§ SHORT EXERCISE:
Find the word "علوم" in the records below. List each line containing it.

■ ■ ■ ■ ■

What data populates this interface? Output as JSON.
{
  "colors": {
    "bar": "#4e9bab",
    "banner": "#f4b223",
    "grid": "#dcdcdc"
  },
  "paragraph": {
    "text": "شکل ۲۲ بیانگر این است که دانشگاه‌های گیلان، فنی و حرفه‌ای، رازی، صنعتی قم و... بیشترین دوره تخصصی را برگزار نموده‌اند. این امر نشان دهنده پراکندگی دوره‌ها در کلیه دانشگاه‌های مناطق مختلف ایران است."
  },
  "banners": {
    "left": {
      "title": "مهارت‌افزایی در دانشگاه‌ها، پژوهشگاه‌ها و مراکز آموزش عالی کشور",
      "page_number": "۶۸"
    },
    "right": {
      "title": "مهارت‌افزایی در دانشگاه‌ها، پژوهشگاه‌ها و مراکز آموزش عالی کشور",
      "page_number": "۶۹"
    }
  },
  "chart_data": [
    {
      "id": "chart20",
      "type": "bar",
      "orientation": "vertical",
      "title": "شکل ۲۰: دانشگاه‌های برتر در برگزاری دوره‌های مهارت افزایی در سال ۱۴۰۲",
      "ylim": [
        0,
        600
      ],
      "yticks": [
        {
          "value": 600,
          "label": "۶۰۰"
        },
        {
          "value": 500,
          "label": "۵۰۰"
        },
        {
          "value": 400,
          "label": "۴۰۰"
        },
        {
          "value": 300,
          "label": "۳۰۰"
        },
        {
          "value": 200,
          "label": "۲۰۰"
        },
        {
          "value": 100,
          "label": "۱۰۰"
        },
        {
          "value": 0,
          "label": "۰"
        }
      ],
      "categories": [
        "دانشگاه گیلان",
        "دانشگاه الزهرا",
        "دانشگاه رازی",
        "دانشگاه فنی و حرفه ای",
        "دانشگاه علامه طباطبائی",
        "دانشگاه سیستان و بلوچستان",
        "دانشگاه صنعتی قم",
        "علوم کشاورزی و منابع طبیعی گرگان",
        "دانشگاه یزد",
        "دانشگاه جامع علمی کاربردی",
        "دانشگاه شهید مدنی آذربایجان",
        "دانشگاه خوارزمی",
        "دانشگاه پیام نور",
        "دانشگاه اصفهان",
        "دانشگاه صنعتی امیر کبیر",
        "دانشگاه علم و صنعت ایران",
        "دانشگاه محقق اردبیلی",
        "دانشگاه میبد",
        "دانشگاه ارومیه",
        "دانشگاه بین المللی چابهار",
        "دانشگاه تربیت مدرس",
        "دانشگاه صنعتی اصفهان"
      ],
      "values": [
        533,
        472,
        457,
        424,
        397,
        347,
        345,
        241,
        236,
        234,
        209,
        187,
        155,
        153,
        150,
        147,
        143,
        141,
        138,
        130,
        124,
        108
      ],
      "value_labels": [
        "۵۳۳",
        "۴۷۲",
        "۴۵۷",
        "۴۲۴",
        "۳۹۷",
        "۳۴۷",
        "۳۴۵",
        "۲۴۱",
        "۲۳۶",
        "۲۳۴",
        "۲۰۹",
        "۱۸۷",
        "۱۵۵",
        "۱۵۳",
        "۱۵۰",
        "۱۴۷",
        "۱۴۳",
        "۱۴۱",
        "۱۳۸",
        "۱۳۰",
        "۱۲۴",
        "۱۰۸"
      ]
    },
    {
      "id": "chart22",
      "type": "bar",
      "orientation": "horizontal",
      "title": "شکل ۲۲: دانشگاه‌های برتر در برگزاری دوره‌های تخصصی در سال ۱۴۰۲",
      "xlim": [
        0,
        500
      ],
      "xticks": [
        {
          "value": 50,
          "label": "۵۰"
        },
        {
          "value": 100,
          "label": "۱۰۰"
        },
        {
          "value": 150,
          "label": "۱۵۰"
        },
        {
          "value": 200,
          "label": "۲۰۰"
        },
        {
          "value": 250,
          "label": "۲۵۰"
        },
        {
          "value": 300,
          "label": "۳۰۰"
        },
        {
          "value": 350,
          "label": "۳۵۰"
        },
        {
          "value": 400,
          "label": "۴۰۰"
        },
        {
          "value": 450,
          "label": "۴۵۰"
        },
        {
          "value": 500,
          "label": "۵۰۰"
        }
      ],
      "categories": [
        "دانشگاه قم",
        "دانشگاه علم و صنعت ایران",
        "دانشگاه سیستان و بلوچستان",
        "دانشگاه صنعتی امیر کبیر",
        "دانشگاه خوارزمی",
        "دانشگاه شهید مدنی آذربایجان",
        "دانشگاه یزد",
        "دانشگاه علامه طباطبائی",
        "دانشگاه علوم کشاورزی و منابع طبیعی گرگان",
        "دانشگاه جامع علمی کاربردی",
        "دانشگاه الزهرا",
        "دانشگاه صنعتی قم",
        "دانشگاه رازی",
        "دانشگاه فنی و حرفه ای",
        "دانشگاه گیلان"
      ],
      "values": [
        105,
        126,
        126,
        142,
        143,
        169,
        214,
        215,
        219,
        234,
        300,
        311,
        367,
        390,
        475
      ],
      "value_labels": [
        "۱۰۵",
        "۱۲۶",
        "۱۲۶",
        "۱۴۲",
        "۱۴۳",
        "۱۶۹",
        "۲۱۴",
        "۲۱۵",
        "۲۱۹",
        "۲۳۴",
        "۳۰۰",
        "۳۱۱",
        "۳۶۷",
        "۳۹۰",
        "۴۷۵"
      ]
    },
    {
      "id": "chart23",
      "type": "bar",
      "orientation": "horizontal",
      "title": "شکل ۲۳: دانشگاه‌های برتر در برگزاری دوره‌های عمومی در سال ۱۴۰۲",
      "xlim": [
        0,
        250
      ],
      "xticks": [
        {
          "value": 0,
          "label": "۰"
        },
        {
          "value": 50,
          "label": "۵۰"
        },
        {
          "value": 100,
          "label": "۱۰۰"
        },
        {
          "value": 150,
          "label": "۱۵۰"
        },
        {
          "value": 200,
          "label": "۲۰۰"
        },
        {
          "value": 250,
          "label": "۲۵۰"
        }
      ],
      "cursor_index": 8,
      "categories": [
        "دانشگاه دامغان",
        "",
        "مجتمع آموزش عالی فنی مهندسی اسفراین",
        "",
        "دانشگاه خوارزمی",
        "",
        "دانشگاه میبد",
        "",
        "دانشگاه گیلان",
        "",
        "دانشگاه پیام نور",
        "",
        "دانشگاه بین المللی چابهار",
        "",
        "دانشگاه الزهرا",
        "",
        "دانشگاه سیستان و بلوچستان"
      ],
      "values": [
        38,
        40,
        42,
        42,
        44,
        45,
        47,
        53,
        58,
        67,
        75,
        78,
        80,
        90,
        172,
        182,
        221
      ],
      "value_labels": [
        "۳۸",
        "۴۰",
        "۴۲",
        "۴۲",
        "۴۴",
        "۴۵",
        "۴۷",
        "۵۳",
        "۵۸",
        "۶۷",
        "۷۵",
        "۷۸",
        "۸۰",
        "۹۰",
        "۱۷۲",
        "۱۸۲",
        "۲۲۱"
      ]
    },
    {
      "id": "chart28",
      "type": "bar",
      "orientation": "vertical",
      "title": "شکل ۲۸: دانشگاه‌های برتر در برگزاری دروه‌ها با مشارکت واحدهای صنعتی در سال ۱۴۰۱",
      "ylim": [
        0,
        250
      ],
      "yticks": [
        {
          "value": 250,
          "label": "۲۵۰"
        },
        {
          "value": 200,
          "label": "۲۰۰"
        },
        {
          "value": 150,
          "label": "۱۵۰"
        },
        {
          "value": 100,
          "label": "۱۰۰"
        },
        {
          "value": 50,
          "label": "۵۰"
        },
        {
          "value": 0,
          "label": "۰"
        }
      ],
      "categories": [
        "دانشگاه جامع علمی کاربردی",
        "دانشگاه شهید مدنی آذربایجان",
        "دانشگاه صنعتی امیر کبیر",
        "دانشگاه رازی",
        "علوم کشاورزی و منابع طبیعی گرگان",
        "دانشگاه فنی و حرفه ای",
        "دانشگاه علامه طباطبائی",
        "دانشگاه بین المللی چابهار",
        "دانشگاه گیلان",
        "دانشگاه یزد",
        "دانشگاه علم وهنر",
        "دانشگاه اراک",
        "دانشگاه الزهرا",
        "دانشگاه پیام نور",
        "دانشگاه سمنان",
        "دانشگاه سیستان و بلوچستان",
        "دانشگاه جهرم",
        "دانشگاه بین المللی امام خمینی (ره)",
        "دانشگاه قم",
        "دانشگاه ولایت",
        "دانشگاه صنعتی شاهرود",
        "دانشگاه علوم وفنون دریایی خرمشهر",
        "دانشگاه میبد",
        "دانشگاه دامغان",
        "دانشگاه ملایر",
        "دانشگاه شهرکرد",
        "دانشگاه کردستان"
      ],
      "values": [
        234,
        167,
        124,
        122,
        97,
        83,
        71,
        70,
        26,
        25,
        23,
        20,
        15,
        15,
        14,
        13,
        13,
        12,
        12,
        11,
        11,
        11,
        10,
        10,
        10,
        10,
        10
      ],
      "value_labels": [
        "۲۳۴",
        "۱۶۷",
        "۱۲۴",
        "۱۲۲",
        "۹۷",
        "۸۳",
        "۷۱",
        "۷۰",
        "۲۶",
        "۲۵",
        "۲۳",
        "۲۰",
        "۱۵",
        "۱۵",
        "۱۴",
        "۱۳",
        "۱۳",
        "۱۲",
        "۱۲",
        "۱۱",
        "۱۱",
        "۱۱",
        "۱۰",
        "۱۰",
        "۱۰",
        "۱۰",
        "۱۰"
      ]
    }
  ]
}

■ ■ ■ ■ ■

§ COMPLETE RESPONSE:
        "علوم کشاورزی و منابع طبیعی گرگان",
        "دانشگاه علوم کشاورزی و منابع طبیعی گرگان",
        "علوم کشاورزی و منابع طبیعی گرگان",
        "دانشگاه علوم وفنون دریایی خرمشهر",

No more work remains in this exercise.